▶ **Given task**
Reading the listing below, count the lines that contain the word "name" and give that count alone.

[Dataset records]
*****

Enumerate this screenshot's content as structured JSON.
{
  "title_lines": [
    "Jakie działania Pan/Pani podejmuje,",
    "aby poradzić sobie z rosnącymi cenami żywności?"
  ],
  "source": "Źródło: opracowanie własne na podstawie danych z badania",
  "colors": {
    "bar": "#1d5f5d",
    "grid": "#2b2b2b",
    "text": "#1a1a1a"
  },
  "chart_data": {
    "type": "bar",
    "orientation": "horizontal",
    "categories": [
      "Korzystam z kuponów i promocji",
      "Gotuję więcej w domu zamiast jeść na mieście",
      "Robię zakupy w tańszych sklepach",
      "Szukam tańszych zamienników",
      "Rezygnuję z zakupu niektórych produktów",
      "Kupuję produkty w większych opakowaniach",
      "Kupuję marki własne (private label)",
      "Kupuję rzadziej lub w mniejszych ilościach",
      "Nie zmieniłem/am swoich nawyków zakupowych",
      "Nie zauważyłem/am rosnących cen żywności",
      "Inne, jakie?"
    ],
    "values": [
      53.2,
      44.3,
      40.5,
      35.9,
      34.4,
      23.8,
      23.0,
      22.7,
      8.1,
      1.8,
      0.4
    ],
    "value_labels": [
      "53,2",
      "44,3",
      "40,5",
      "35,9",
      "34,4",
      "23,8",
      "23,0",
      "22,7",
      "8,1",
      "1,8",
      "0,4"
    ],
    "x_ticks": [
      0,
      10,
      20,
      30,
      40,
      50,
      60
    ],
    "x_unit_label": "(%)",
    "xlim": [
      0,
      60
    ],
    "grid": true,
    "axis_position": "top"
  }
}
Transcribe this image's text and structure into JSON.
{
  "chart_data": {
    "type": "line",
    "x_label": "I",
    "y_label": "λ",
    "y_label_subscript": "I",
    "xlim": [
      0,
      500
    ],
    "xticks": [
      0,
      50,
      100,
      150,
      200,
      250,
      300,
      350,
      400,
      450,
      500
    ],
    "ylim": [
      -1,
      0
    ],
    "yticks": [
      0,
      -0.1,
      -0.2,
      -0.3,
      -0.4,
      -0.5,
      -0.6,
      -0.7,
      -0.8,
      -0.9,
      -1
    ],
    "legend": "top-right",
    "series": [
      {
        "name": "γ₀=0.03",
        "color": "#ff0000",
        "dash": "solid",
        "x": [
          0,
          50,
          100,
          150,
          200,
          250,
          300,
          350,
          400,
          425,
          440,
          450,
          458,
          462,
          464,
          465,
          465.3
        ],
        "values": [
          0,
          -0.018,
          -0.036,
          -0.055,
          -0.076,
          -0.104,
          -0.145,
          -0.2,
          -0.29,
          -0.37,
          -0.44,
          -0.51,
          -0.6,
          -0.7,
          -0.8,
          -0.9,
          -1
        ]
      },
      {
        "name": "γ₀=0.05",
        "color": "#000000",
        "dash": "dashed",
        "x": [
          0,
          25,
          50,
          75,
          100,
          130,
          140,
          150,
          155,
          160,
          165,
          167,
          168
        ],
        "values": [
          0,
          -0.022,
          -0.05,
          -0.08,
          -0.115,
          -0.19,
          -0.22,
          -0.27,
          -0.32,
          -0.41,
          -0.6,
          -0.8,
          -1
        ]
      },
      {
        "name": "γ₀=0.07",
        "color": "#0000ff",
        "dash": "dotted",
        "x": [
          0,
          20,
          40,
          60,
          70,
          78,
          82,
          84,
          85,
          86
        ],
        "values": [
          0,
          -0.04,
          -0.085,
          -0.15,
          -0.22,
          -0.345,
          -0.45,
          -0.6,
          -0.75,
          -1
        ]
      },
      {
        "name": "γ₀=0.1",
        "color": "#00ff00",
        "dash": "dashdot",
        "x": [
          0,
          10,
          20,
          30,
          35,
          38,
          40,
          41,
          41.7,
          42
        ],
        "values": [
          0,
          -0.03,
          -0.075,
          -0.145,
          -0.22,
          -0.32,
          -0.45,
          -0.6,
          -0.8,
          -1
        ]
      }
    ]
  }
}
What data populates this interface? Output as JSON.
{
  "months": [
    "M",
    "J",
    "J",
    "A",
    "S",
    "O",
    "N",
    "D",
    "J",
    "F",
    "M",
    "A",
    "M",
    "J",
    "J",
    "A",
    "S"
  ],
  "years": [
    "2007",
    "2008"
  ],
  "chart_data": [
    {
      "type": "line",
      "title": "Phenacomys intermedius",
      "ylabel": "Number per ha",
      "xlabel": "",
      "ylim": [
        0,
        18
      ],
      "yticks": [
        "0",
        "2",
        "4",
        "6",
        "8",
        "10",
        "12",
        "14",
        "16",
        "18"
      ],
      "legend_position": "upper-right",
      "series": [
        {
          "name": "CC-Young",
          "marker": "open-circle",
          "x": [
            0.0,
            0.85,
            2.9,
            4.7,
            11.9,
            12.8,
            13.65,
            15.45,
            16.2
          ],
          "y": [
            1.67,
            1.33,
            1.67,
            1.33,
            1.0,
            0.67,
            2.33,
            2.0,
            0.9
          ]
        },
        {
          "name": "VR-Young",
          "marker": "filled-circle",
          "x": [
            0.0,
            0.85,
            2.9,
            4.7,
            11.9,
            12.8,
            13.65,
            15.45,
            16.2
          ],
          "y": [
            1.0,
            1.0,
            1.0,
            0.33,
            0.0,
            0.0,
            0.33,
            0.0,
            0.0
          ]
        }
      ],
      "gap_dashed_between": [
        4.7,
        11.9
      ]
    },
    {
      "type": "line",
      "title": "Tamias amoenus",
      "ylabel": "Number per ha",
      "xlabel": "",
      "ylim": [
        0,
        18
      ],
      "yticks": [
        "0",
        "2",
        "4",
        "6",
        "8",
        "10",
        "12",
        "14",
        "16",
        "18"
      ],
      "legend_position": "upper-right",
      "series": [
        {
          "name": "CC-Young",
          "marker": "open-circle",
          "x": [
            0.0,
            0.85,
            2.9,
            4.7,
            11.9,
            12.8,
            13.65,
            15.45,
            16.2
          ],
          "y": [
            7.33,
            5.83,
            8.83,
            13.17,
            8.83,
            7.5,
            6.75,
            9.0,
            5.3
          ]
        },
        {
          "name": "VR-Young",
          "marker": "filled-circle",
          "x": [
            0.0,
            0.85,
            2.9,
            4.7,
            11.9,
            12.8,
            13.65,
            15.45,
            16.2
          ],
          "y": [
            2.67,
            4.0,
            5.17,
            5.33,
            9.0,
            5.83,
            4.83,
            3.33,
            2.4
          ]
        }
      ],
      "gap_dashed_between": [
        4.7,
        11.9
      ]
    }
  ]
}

*****

▶ **Solved problem**
8